(SET EXERCISE):
Transcribe each record below word for word.

(Figure collection entries):
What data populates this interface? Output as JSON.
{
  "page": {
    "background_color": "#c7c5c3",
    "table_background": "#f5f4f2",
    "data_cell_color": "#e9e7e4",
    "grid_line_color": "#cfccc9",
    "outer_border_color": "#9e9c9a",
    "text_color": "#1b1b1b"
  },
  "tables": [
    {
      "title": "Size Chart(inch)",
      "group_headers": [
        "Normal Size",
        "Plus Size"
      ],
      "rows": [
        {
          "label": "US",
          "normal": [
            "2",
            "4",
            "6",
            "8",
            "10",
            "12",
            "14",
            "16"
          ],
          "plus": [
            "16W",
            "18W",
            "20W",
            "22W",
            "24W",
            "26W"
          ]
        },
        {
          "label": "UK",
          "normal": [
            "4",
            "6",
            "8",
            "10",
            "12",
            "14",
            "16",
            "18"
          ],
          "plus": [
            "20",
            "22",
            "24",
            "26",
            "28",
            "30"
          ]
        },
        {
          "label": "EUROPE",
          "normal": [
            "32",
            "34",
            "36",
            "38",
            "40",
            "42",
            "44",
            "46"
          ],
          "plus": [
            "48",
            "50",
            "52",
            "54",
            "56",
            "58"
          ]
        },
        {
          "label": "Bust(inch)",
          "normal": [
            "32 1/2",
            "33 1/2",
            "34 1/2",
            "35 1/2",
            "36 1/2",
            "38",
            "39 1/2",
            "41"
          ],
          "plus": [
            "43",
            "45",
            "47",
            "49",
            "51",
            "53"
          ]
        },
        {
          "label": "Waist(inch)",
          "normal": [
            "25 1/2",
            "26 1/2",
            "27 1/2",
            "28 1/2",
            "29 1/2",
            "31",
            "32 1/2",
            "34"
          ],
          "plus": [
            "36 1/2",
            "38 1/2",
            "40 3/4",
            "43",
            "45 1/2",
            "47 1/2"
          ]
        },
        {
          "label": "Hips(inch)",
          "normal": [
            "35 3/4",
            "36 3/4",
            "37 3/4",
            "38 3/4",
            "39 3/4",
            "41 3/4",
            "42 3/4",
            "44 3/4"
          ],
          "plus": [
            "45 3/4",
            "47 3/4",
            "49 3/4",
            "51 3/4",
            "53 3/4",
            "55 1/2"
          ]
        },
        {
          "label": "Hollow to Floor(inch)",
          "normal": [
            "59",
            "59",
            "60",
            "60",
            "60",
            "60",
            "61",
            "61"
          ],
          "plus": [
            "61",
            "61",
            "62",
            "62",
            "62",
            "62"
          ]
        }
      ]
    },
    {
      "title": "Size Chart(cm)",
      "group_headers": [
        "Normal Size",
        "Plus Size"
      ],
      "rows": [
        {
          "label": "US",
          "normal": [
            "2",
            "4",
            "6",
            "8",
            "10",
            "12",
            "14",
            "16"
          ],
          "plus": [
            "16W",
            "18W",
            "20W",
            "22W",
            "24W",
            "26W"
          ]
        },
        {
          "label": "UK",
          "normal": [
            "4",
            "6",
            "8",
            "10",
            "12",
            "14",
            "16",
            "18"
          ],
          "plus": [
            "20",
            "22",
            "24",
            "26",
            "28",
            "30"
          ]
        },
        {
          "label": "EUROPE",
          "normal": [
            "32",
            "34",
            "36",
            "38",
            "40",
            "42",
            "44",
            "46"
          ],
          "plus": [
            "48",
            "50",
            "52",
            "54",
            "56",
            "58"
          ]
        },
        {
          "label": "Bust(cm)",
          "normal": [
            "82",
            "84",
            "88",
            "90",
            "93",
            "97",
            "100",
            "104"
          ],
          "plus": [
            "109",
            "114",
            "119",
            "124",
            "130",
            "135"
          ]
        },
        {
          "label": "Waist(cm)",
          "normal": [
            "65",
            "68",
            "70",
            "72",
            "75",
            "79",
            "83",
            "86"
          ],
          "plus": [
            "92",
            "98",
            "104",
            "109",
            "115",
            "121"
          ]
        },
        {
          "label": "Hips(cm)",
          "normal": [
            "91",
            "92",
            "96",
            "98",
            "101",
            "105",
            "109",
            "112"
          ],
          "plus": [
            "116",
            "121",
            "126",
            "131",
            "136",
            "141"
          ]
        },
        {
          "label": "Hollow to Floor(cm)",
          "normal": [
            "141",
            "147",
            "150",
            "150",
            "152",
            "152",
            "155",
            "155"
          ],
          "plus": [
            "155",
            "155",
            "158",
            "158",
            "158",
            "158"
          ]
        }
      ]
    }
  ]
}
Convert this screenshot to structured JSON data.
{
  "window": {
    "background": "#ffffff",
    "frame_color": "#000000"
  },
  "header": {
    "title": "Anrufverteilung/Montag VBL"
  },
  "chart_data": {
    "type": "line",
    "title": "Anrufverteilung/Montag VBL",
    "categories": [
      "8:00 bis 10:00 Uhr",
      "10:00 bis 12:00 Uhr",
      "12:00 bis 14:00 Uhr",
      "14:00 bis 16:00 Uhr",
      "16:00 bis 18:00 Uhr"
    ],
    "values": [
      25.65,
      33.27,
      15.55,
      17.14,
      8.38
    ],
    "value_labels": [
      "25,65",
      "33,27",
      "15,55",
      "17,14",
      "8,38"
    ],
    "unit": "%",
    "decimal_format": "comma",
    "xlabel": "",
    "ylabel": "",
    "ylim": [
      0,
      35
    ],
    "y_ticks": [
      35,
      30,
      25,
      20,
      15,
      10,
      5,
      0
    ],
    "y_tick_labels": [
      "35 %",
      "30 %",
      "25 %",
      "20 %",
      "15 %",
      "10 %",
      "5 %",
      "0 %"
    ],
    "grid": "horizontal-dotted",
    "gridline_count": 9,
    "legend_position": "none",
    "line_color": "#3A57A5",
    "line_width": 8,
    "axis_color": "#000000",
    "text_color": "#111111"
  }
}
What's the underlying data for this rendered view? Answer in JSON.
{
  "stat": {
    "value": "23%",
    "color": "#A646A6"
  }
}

(RESPONSE):
What data populates this interface? Output as JSON.
{
  "page": {
    "background_color": "#c7c5c3",
    "table_background": "#f5f4f2",
    "data_cell_color": "#e9e7e4",
    "grid_line_color": "#cfccc9",
    "outer_border_color": "#9e9c9a",
    "text_color": "#1b1b1b"
  },
  "tables": [
    {
      "title": "Size Chart(inch)",
      "group_headers": [
        "Normal Size",
        "Plus Size"
      ],
      "rows": [
        {
          "label": "US",
          "normal": [
            "2",
            "4",
            "6",
            "8",
            "10",
            "12",
            "14",
            "16"
          ],
          "plus": [
            "16W",
            "18W",
            "20W",
            "22W",
            "24W",
            "26W"
          ]
        },
        {
          "label": "UK",
          "normal": [
            "4",
            "6",
            "8",
            "10",
            "12",
            "14",
            "16",
            "18"
          ],
          "plus": [
            "20",
            "22",
            "24",
            "26",
            "28",
            "30"
          ]
        },
        {
          "label": "EUROPE",
          "normal": [
            "32",
            "34",
            "36",
            "38",
            "40",
            "42",
            "44",
            "46"
          ],
          "plus": [
            "48",
            "50",
            "52",
            "54",
            "56",
            "58"
          ]
        },
        {
          "label": "Bust(inch)",
          "normal": [
            "32 1/2",
            "33 1/2",
            "34 1/2",
            "35 1/2",
            "36 1/2",
            "38",
            "39 1/2",
            "41"
          ],
          "plus": [
            "43",
            "45",
            "47",
            "49",
            "51",
            "53"
          ]
        },
        {
          "label": "Waist(inch)",
          "normal": [
            "25 1/2",
            "26 1/2",
            "27 1/2",
            "28 1/2",
            "29 1/2",
            "31",
            "32 1/2",
            "34"
          ],
          "plus": [
            "36 1/2",
            "38 1/2",
            "40 3/4",
            "43",
            "45 1/2",
            "47 1/2"
          ]
        },
        {
          "label": "Hips(inch)",
          "normal": [
            "35 3/4",
            "36 3/4",
            "37 3/4",
            "38 3/4",
            "39 3/4",
            "41 3/4",
            "42 3/4",
            "44 3/4"
          ],
          "plus": [
            "45 3/4",
            "47 3/4",
            "49 3/4",
            "51 3/4",
            "53 3/4",
            "55 1/2"
          ]
        },
        {
          "label": "Hollow to Floor(inch)",
          "normal": [
            "59",
            "59",
            "60",
            "60",
            "60",
            "60",
            "61",
            "61"
          ],
          "plus": [
            "61",
            "61",
            "62",
            "62",
            "62",
            "62"
          ]
        }
      ]
    },
    {
      "title": "Size Chart(cm)",
      "group_headers": [
        "Normal Size",
        "Plus Size"
      ],
      "rows": [
        {
          "label": "US",
          "normal": [
            "2",
            "4",
            "6",
            "8",
            "10",
            "12",
            "14",
            "16"
          ],
          "plus": [
            "16W",
            "18W",
            "20W",
            "22W",
            "24W",
            "26W"
          ]
        },
        {
          "label": "UK",
          "normal": [
            "4",
            "6",
            "8",
            "10",
            "12",
            "14",
            "16",
            "18"
          ],
          "plus": [
            "20",
            "22",
            "24",
            "26",
            "28",
            "30"
          ]
        },
        {
          "label": "EUROPE",
          "normal": [
            "32",
            "34",
            "36",
            "38",
            "40",
            "42",
            "44",
            "46"
          ],
          "plus": [
            "48",
            "50",
            "52",
            "54",
            "56",
            "58"
          ]
        },
        {
          "label": "Bust(cm)",
          "normal": [
            "82",
            "84",
            "88",
            "90",
            "93",
            "97",
            "100",
            "104"
          ],
          "plus": [
            "109",
            "114",
            "119",
            "124",
            "130",
            "135"
          ]
        },
        {
          "label": "Waist(cm)",
          "normal": [
            "65",
            "68",
            "70",
            "72",
            "75",
            "79",
            "83",
            "86"
          ],
          "plus": [
            "92",
            "98",
            "104",
            "109",
            "115",
            "121"
          ]
        },
        {
          "label": "Hips(cm)",
          "normal": [
            "91",
            "92",
            "96",
            "98",
            "101",
            "105",
            "109",
            "112"
          ],
          "plus": [
            "116",
            "121",
            "126",
            "131",
            "136",
            "141"
          ]
        },
        {
          "label": "Hollow to Floor(cm)",
          "normal": [
            "141",
            "147",
            "150",
            "150",
            "152",
            "152",
            "155",
            "155"
          ],
          "plus": [
            "155",
            "155",
            "158",
            "158",
            "158",
            "158"
          ]
        }
      ]
    }
  ]
}
Convert this screenshot to structured JSON data.
{
  "window": {
    "background": "#ffffff",
    "frame_color": "#000000"
  },
  "header": {
    "title": "Anrufverteilung/Montag VBL"
  },
  "chart_data": {
    "type": "line",
    "title": "Anrufverteilung/Montag VBL",
    "categories": [
      "8:00 bis 10:00 Uhr",
      "10:00 bis 12:00 Uhr",
      "12:00 bis 14:00 Uhr",
      "14:00 bis 16:00 Uhr",
      "16:00 bis 18:00 Uhr"
    ],
    "values": [
      25.65,
      33.27,
      15.55,
      17.14,
      8.38
    ],
    "value_labels": [
      "25,65",
      "33,27",
      "15,55",
      "17,14",
      "8,38"
    ],
    "unit": "%",
    "decimal_format": "comma",
    "xlabel": "",
    "ylabel": "",
    "ylim": [
      0,
      35
    ],
    "y_ticks": [
      35,
      30,
      25,
      20,
      15,
      10,
      5,
      0
    ],
    "y_tick_labels": [
      "35 %",
      "30 %",
      "25 %",
      "20 %",
      "15 %",
      "10 %",
      "5 %",
      "0 %"
    ],
    "grid": "horizontal-dotted",
    "gridline_count": 9,
    "legend_position": "none",
    "line_color": "#3A57A5",
    "line_width": 8,
    "axis_color": "#000000",
    "text_color": "#111111"
  }
}
What's the underlying data for this rendered view? Answer in JSON.
{
  "stat": {
    "value": "23%",
    "color": "#A646A6"
  }
}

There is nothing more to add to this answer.